The data below must be copied in full and without any change.
####################
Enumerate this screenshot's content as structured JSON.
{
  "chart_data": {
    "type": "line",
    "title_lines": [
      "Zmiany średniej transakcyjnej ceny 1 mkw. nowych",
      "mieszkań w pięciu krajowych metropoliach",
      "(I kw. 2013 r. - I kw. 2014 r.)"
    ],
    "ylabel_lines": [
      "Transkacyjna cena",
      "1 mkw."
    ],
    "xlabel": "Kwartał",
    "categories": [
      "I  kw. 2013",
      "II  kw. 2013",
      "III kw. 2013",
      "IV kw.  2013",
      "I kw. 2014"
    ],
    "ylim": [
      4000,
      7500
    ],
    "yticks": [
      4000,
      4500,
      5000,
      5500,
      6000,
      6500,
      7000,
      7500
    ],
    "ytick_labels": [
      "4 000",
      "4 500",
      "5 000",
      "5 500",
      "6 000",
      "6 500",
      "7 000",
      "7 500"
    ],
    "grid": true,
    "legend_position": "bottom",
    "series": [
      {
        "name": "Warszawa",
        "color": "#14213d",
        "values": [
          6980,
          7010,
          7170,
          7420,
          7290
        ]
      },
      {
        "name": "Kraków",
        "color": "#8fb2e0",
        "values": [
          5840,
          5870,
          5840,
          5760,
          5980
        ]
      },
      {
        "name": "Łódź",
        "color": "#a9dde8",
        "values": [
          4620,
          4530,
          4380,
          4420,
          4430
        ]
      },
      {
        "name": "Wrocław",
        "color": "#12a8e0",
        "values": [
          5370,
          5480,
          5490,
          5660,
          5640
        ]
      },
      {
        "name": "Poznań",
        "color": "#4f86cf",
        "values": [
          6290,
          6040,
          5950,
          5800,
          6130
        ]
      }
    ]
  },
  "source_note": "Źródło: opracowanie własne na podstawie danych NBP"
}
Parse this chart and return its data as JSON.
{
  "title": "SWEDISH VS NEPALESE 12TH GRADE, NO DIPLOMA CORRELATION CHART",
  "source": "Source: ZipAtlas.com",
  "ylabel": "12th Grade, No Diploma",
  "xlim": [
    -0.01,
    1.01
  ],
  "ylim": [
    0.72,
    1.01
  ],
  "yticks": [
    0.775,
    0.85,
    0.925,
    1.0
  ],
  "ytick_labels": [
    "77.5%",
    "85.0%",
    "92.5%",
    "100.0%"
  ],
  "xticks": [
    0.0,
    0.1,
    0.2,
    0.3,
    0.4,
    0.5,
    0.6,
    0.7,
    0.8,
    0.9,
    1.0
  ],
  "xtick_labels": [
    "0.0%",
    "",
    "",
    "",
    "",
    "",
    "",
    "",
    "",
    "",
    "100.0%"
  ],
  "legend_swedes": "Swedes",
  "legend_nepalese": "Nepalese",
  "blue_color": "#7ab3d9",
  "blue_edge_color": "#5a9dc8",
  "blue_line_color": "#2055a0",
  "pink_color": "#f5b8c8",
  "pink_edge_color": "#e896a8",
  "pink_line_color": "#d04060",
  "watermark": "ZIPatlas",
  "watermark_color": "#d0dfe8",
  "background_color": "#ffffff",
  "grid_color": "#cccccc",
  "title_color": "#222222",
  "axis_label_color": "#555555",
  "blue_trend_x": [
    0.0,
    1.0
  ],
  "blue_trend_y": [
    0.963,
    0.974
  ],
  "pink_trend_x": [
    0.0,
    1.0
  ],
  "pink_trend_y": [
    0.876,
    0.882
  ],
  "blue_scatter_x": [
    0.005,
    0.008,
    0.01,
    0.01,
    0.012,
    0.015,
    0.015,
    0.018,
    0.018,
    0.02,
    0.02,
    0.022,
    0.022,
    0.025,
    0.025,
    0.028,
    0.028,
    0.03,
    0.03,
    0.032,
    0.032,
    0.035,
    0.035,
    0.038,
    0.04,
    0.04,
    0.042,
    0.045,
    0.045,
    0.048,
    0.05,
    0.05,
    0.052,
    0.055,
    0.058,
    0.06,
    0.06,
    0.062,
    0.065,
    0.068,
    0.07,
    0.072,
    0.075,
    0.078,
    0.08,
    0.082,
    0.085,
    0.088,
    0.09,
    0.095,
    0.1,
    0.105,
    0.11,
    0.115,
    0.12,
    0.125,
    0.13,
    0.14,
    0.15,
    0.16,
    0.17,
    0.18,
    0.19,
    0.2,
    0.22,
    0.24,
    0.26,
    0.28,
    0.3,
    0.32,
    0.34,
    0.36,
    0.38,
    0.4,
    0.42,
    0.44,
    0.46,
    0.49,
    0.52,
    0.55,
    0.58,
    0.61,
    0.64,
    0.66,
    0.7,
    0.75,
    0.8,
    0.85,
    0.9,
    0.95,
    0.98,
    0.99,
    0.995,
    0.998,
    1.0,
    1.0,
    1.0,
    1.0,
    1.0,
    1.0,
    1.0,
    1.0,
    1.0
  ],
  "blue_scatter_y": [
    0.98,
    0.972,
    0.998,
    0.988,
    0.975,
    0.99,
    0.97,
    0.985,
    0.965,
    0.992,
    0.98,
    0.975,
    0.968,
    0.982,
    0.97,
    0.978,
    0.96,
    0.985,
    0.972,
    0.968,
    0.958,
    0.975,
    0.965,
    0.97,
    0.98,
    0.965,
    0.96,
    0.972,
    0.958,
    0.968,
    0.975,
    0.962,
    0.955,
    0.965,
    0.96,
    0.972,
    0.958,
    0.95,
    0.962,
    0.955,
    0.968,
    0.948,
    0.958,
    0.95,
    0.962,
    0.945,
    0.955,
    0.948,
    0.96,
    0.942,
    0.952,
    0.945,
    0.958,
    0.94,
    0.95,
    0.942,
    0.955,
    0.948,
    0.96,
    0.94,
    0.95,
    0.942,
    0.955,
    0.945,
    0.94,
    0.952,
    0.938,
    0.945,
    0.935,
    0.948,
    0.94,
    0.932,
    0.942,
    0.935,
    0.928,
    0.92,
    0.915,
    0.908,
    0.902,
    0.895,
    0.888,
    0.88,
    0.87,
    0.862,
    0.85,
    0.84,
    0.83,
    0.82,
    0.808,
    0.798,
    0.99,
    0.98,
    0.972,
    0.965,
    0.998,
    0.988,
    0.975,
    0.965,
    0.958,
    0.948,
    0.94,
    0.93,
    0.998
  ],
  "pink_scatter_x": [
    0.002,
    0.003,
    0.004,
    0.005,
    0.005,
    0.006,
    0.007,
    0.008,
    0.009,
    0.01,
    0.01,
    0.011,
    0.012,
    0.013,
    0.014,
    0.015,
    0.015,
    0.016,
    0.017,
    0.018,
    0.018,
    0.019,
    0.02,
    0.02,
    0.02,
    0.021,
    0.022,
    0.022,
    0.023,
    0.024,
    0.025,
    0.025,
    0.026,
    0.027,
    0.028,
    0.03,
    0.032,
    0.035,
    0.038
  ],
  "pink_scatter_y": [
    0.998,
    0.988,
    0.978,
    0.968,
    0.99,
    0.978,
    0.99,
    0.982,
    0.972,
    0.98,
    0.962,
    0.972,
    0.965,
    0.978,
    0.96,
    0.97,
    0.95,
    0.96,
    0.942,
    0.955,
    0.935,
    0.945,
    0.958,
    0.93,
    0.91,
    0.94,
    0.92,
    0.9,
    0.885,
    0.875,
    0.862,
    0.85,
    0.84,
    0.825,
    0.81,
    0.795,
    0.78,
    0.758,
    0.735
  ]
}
####################
#### Task response:
Enumerate this screenshot's content as structured JSON.
{
  "chart_data": {
    "type": "line",
    "title_lines": [
      "Zmiany średniej transakcyjnej ceny 1 mkw. nowych",
      "mieszkań w pięciu krajowych metropoliach",
      "(I kw. 2013 r. - I kw. 2014 r.)"
    ],
    "ylabel_lines": [
      "Transkacyjna cena",
      "1 mkw."
    ],
    "xlabel": "Kwartał",
    "categories": [
      "I  kw. 2013",
      "II  kw. 2013",
      "III kw. 2013",
      "IV kw.  2013",
      "I kw. 2014"
    ],
    "ylim": [
      4000,
      7500
    ],
    "yticks": [
      4000,
      4500,
      5000,
      5500,
      6000,
      6500,
      7000,
      7500
    ],
    "ytick_labels": [
      "4 000",
      "4 500",
      "5 000",
      "5 500",
      "6 000",
      "6 500",
      "7 000",
      "7 500"
    ],
    "grid": true,
    "legend_position": "bottom",
    "series": [
      {
        "name": "Warszawa",
        "color": "#14213d",
        "values": [
          6980,
          7010,
          7170,
          7420,
          7290
        ]
      },
      {
        "name": "Kraków",
        "color": "#8fb2e0",
        "values": [
          5840,
          5870,
          5840,
          5760,
          5980
        ]
      },
      {
        "name": "Łódź",
        "color": "#a9dde8",
        "values": [
          4620,
          4530,
          4380,
          4420,
          4430
        ]
      },
      {
        "name": "Wrocław",
        "color": "#12a8e0",
        "values": [
          5370,
          5480,
          5490,
          5660,
          5640
        ]
      },
      {
        "name": "Poznań",
        "color": "#4f86cf",
        "values": [
          6290,
          6040,
          5950,
          5800,
          6130
        ]
      }
    ]
  },
  "source_note": "Źródło: opracowanie własne na podstawie danych NBP"
}
Parse this chart and return its data as JSON.
{
  "title": "SWEDISH VS NEPALESE 12TH GRADE, NO DIPLOMA CORRELATION CHART",
  "source": "Source: ZipAtlas.com",
  "ylabel": "12th Grade, No Diploma",
  "xlim": [
    -0.01,
    1.01
  ],
  "ylim": [
    0.72,
    1.01
  ],
  "yticks": [
    0.775,
    0.85,
    0.925,
    1.0
  ],
  "ytick_labels": [
    "77.5%",
    "85.0%",
    "92.5%",
    "100.0%"
  ],
  "xticks": [
    0.0,
    0.1,
    0.2,
    0.3,
    0.4,
    0.5,
    0.6,
    0.7,
    0.8,
    0.9,
    1.0
  ],
  "xtick_labels": [
    "0.0%",
    "",
    "",
    "",
    "",
    "",
    "",
    "",
    "",
    "",
    "100.0%"
  ],
  "legend_swedes": "Swedes",
  "legend_nepalese": "Nepalese",
  "blue_color": "#7ab3d9",
  "blue_edge_color": "#5a9dc8",
  "blue_line_color": "#2055a0",
  "pink_color": "#f5b8c8",
  "pink_edge_color": "#e896a8",
  "pink_line_color": "#d04060",
  "watermark": "ZIPatlas",
  "watermark_color": "#d0dfe8",
  "background_color": "#ffffff",
  "grid_color": "#cccccc",
  "title_color": "#222222",
  "axis_label_color": "#555555",
  "blue_trend_x": [
    0.0,
    1.0
  ],
  "blue_trend_y": [
    0.963,
    0.974
  ],
  "pink_trend_x": [
    0.0,
    1.0
  ],
  "pink_trend_y": [
    0.876,
    0.882
  ],
  "blue_scatter_x": [
    0.005,
    0.008,
    0.01,
    0.01,
    0.012,
    0.015,
    0.015,
    0.018,
    0.018,
    0.02,
    0.02,
    0.022,
    0.022,
    0.025,
    0.025,
    0.028,
    0.028,
    0.03,
    0.03,
    0.032,
    0.032,
    0.035,
    0.035,
    0.038,
    0.04,
    0.04,
    0.042,
    0.045,
    0.045,
    0.048,
    0.05,
    0.05,
    0.052,
    0.055,
    0.058,
    0.06,
    0.06,
    0.062,
    0.065,
    0.068,
    0.07,
    0.072,
    0.075,
    0.078,
    0.08,
    0.082,
    0.085,
    0.088,
    0.09,
    0.095,
    0.1,
    0.105,
    0.11,
    0.115,
    0.12,
    0.125,
    0.13,
    0.14,
    0.15,
    0.16,
    0.17,
    0.18,
    0.19,
    0.2,
    0.22,
    0.24,
    0.26,
    0.28,
    0.3,
    0.32,
    0.34,
    0.36,
    0.38,
    0.4,
    0.42,
    0.44,
    0.46,
    0.49,
    0.52,
    0.55,
    0.58,
    0.61,
    0.64,
    0.66,
    0.7,
    0.75,
    0.8,
    0.85,
    0.9,
    0.95,
    0.98,
    0.99,
    0.995,
    0.998,
    1.0,
    1.0,
    1.0,
    1.0,
    1.0,
    1.0,
    1.0,
    1.0,
    1.0
  ],
  "blue_scatter_y": [
    0.98,
    0.972,
    0.998,
    0.988,
    0.975,
    0.99,
    0.97,
    0.985,
    0.965,
    0.992,
    0.98,
    0.975,
    0.968,
    0.982,
    0.97,
    0.978,
    0.96,
    0.985,
    0.972,
    0.968,
    0.958,
    0.975,
    0.965,
    0.97,
    0.98,
    0.965,
    0.96,
    0.972,
    0.958,
    0.968,
    0.975,
    0.962,
    0.955,
    0.965,
    0.96,
    0.972,
    0.958,
    0.95,
    0.962,
    0.955,
    0.968,
    0.948,
    0.958,
    0.95,
    0.962,
    0.945,
    0.955,
    0.948,
    0.96,
    0.942,
    0.952,
    0.945,
    0.958,
    0.94,
    0.95,
    0.942,
    0.955,
    0.948,
    0.96,
    0.94,
    0.95,
    0.942,
    0.955,
    0.945,
    0.94,
    0.952,
    0.938,
    0.945,
    0.935,
    0.948,
    0.94,
    0.932,
    0.942,
    0.935,
    0.928,
    0.92,
    0.915,
    0.908,
    0.902,
    0.895,
    0.888,
    0.88,
    0.87,
    0.862,
    0.85,
    0.84,
    0.83,
    0.82,
    0.808,
    0.798,
    0.99,
    0.98,
    0.972,
    0.965,
    0.998,
    0.988,
    0.975,
    0.965,
    0.958,
    0.948,
    0.94,
    0.93,
    0.998
  ],
  "pink_scatter_x": [
    0.002,
    0.003,
    0.004,
    0.005,
    0.005,
    0.006,
    0.007,
    0.008,
    0.009,
    0.01,
    0.01,
    0.011,
    0.012,
    0.013,
    0.014,
    0.015,
    0.015,
    0.016,
    0.017,
    0.018,
    0.018,
    0.019,
    0.02,
    0.02,
    0.02,
    0.021,
    0.022,
    0.022,
    0.023,
    0.024,
    0.025,
    0.025,
    0.026,
    0.027,
    0.028,
    0.03,
    0.032,
    0.035,
    0.038
  ],
  "pink_scatter_y": [
    0.998,
    0.988,
    0.978,
    0.968,
    0.99,
    0.978,
    0.99,
    0.982,
    0.972,
    0.98,
    0.962,
    0.972,
    0.965,
    0.978,
    0.96,
    0.97,
    0.95,
    0.96,
    0.942,
    0.955,
    0.935,
    0.945,
    0.958,
    0.93,
    0.91,
    0.94,
    0.92,
    0.9,
    0.885,
    0.875,
    0.862,
    0.85,
    0.84,
    0.825,
    0.81,
    0.795,
    0.78,
    0.758,
    0.735
  ]
}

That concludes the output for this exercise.